■ **Problem statement**: Word for word, quote all of the material, omitting the pictures.

** START OF Source records **

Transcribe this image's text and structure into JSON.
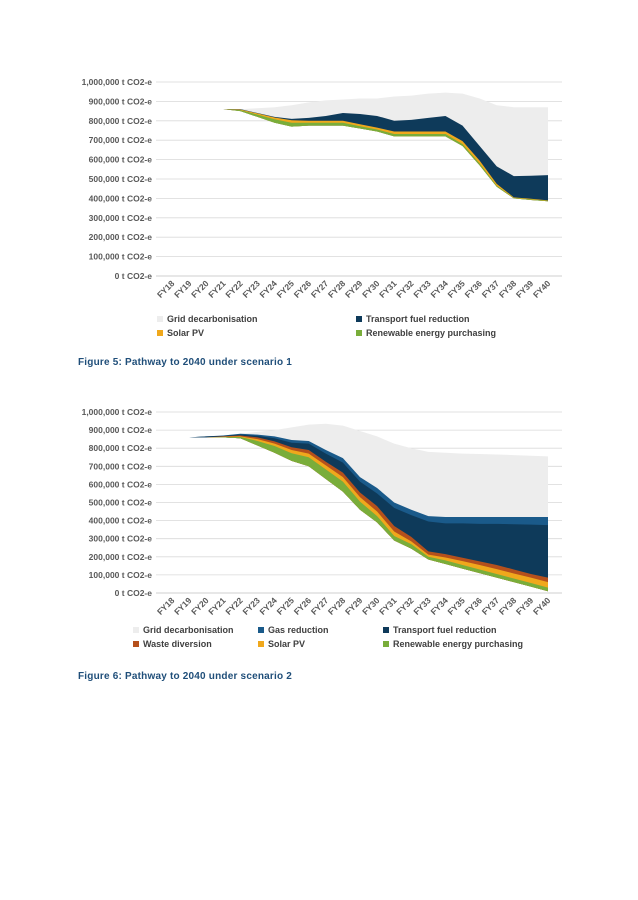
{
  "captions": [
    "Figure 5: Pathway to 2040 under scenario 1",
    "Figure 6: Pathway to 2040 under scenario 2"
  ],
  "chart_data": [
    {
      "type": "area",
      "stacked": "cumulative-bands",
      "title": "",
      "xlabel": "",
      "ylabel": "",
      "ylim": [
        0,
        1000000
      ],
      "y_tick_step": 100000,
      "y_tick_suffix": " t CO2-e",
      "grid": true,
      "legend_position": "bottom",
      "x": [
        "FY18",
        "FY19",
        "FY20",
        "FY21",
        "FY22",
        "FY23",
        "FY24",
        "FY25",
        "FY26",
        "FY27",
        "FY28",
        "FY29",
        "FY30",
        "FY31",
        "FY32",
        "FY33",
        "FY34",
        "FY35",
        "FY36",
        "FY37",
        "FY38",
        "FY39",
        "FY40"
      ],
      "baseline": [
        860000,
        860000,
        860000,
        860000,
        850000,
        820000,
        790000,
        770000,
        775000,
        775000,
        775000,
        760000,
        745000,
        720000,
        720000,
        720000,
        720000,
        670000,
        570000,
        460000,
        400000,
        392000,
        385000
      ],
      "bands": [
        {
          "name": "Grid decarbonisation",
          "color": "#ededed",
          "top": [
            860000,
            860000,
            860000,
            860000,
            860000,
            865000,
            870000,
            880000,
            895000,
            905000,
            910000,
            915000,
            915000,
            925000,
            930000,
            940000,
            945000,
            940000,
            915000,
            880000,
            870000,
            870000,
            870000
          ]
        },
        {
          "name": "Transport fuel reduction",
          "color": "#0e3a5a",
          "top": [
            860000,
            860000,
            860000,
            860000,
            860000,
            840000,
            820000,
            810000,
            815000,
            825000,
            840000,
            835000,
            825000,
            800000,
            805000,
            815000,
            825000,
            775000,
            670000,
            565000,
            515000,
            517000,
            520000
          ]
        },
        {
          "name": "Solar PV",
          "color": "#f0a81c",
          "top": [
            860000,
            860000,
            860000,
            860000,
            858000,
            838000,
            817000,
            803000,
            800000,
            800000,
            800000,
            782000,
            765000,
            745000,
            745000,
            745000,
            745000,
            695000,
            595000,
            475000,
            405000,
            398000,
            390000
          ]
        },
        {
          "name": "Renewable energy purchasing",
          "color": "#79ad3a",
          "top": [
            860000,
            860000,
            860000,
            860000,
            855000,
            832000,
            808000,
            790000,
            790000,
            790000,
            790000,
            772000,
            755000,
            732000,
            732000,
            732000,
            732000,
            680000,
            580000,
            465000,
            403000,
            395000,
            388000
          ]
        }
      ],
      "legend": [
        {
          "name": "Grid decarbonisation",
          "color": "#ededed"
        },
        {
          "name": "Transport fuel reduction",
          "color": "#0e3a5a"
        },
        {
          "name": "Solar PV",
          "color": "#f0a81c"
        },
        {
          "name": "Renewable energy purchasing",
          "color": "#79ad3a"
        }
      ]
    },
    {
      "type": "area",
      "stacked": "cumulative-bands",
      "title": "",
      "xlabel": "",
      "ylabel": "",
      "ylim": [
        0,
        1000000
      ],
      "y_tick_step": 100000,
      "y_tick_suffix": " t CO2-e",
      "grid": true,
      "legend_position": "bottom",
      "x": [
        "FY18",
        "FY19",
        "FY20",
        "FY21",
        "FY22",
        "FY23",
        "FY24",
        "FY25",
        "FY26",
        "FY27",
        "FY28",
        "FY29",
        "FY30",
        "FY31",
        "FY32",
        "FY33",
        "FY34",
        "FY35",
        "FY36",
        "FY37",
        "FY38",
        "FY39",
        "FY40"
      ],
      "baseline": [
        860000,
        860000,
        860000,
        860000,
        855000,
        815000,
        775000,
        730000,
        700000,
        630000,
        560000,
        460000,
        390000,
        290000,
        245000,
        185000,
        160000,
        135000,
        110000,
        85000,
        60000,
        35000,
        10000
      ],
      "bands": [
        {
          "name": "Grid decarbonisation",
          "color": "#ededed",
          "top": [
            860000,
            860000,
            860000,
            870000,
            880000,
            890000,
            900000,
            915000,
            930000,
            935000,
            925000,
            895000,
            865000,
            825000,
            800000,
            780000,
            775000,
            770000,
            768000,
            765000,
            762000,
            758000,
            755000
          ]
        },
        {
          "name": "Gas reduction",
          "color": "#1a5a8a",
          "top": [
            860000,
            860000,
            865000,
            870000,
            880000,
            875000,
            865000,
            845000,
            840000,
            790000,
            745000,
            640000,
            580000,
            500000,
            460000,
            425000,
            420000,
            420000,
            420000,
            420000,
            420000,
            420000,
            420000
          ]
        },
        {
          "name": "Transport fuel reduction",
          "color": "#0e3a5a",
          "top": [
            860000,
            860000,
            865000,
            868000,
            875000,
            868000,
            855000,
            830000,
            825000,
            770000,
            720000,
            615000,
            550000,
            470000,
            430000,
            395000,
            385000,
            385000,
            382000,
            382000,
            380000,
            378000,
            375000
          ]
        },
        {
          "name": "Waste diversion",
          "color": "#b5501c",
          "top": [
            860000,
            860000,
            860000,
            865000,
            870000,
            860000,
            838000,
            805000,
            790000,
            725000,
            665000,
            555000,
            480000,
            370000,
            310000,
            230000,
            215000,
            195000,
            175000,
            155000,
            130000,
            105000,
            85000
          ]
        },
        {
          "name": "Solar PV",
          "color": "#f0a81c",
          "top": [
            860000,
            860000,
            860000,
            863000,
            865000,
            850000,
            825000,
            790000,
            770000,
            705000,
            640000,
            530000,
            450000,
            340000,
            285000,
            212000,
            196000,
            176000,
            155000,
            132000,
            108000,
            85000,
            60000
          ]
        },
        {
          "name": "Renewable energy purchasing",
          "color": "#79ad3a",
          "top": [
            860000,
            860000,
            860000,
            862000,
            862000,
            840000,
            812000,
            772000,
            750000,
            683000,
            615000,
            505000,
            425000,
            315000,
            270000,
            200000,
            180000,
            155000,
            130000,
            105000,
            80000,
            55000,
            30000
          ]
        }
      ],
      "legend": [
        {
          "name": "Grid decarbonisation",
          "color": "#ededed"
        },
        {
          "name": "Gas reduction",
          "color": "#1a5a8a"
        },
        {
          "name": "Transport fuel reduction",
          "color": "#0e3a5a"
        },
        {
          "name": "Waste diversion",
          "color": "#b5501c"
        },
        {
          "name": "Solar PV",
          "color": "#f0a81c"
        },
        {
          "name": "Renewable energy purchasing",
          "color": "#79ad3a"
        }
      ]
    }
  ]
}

** END OF Source records **

■ **Written solution**:
Transcribe this image's text and structure into JSON.
{
  "captions": [
    "Figure 5: Pathway to 2040 under scenario 1",
    "Figure 6: Pathway to 2040 under scenario 2"
  ],
  "chart_data": [
    {
      "type": "area",
      "stacked": "cumulative-bands",
      "title": "",
      "xlabel": "",
      "ylabel": "",
      "ylim": [
        0,
        1000000
      ],
      "y_tick_step": 100000,
      "y_tick_suffix": " t CO2-e",
      "grid": true,
      "legend_position": "bottom",
      "x": [
        "FY18",
        "FY19",
        "FY20",
        "FY21",
        "FY22",
        "FY23",
        "FY24",
        "FY25",
        "FY26",
        "FY27",
        "FY28",
        "FY29",
        "FY30",
        "FY31",
        "FY32",
        "FY33",
        "FY34",
        "FY35",
        "FY36",
        "FY37",
        "FY38",
        "FY39",
        "FY40"
      ],
      "baseline": [
        860000,
        860000,
        860000,
        860000,
        850000,
        820000,
        790000,
        770000,
        775000,
        775000,
        775000,
        760000,
        745000,
        720000,
        720000,
        720000,
        720000,
        670000,
        570000,
        460000,
        400000,
        392000,
        385000
      ],
      "bands": [
        {
          "name": "Grid decarbonisation",
          "color": "#ededed",
          "top": [
            860000,
            860000,
            860000,
            860000,
            860000,
            865000,
            870000,
            880000,
            895000,
            905000,
            910000,
            915000,
            915000,
            925000,
            930000,
            940000,
            945000,
            940000,
            915000,
            880000,
            870000,
            870000,
            870000
          ]
        },
        {
          "name": "Transport fuel reduction",
          "color": "#0e3a5a",
          "top": [
            860000,
            860000,
            860000,
            860000,
            860000,
            840000,
            820000,
            810000,
            815000,
            825000,
            840000,
            835000,
            825000,
            800000,
            805000,
            815000,
            825000,
            775000,
            670000,
            565000,
            515000,
            517000,
            520000
          ]
        },
        {
          "name": "Solar PV",
          "color": "#f0a81c",
          "top": [
            860000,
            860000,
            860000,
            860000,
            858000,
            838000,
            817000,
            803000,
            800000,
            800000,
            800000,
            782000,
            765000,
            745000,
            745000,
            745000,
            745000,
            695000,
            595000,
            475000,
            405000,
            398000,
            390000
          ]
        },
        {
          "name": "Renewable energy purchasing",
          "color": "#79ad3a",
          "top": [
            860000,
            860000,
            860000,
            860000,
            855000,
            832000,
            808000,
            790000,
            790000,
            790000,
            790000,
            772000,
            755000,
            732000,
            732000,
            732000,
            732000,
            680000,
            580000,
            465000,
            403000,
            395000,
            388000
          ]
        }
      ],
      "legend": [
        {
          "name": "Grid decarbonisation",
          "color": "#ededed"
        },
        {
          "name": "Transport fuel reduction",
          "color": "#0e3a5a"
        },
        {
          "name": "Solar PV",
          "color": "#f0a81c"
        },
        {
          "name": "Renewable energy purchasing",
          "color": "#79ad3a"
        }
      ]
    },
    {
      "type": "area",
      "stacked": "cumulative-bands",
      "title": "",
      "xlabel": "",
      "ylabel": "",
      "ylim": [
        0,
        1000000
      ],
      "y_tick_step": 100000,
      "y_tick_suffix": " t CO2-e",
      "grid": true,
      "legend_position": "bottom",
      "x": [
        "FY18",
        "FY19",
        "FY20",
        "FY21",
        "FY22",
        "FY23",
        "FY24",
        "FY25",
        "FY26",
        "FY27",
        "FY28",
        "FY29",
        "FY30",
        "FY31",
        "FY32",
        "FY33",
        "FY34",
        "FY35",
        "FY36",
        "FY37",
        "FY38",
        "FY39",
        "FY40"
      ],
      "baseline": [
        860000,
        860000,
        860000,
        860000,
        855000,
        815000,
        775000,
        730000,
        700000,
        630000,
        560000,
        460000,
        390000,
        290000,
        245000,
        185000,
        160000,
        135000,
        110000,
        85000,
        60000,
        35000,
        10000
      ],
      "bands": [
        {
          "name": "Grid decarbonisation",
          "color": "#ededed",
          "top": [
            860000,
            860000,
            860000,
            870000,
            880000,
            890000,
            900000,
            915000,
            930000,
            935000,
            925000,
            895000,
            865000,
            825000,
            800000,
            780000,
            775000,
            770000,
            768000,
            765000,
            762000,
            758000,
            755000
          ]
        },
        {
          "name": "Gas reduction",
          "color": "#1a5a8a",
          "top": [
            860000,
            860000,
            865000,
            870000,
            880000,
            875000,
            865000,
            845000,
            840000,
            790000,
            745000,
            640000,
            580000,
            500000,
            460000,
            425000,
            420000,
            420000,
            420000,
            420000,
            420000,
            420000,
            420000
          ]
        },
        {
          "name": "Transport fuel reduction",
          "color": "#0e3a5a",
          "top": [
            860000,
            860000,
            865000,
            868000,
            875000,
            868000,
            855000,
            830000,
            825000,
            770000,
            720000,
            615000,
            550000,
            470000,
            430000,
            395000,
            385000,
            385000,
            382000,
            382000,
            380000,
            378000,
            375000
          ]
        },
        {
          "name": "Waste diversion",
          "color": "#b5501c",
          "top": [
            860000,
            860000,
            860000,
            865000,
            870000,
            860000,
            838000,
            805000,
            790000,
            725000,
            665000,
            555000,
            480000,
            370000,
            310000,
            230000,
            215000,
            195000,
            175000,
            155000,
            130000,
            105000,
            85000
          ]
        },
        {
          "name": "Solar PV",
          "color": "#f0a81c",
          "top": [
            860000,
            860000,
            860000,
            863000,
            865000,
            850000,
            825000,
            790000,
            770000,
            705000,
            640000,
            530000,
            450000,
            340000,
            285000,
            212000,
            196000,
            176000,
            155000,
            132000,
            108000,
            85000,
            60000
          ]
        },
        {
          "name": "Renewable energy purchasing",
          "color": "#79ad3a",
          "top": [
            860000,
            860000,
            860000,
            862000,
            862000,
            840000,
            812000,
            772000,
            750000,
            683000,
            615000,
            505000,
            425000,
            315000,
            270000,
            200000,
            180000,
            155000,
            130000,
            105000,
            80000,
            55000,
            30000
          ]
        }
      ],
      "legend": [
        {
          "name": "Grid decarbonisation",
          "color": "#ededed"
        },
        {
          "name": "Gas reduction",
          "color": "#1a5a8a"
        },
        {
          "name": "Transport fuel reduction",
          "color": "#0e3a5a"
        },
        {
          "name": "Waste diversion",
          "color": "#b5501c"
        },
        {
          "name": "Solar PV",
          "color": "#f0a81c"
        },
        {
          "name": "Renewable energy purchasing",
          "color": "#79ad3a"
        }
      ]
    }
  ]
}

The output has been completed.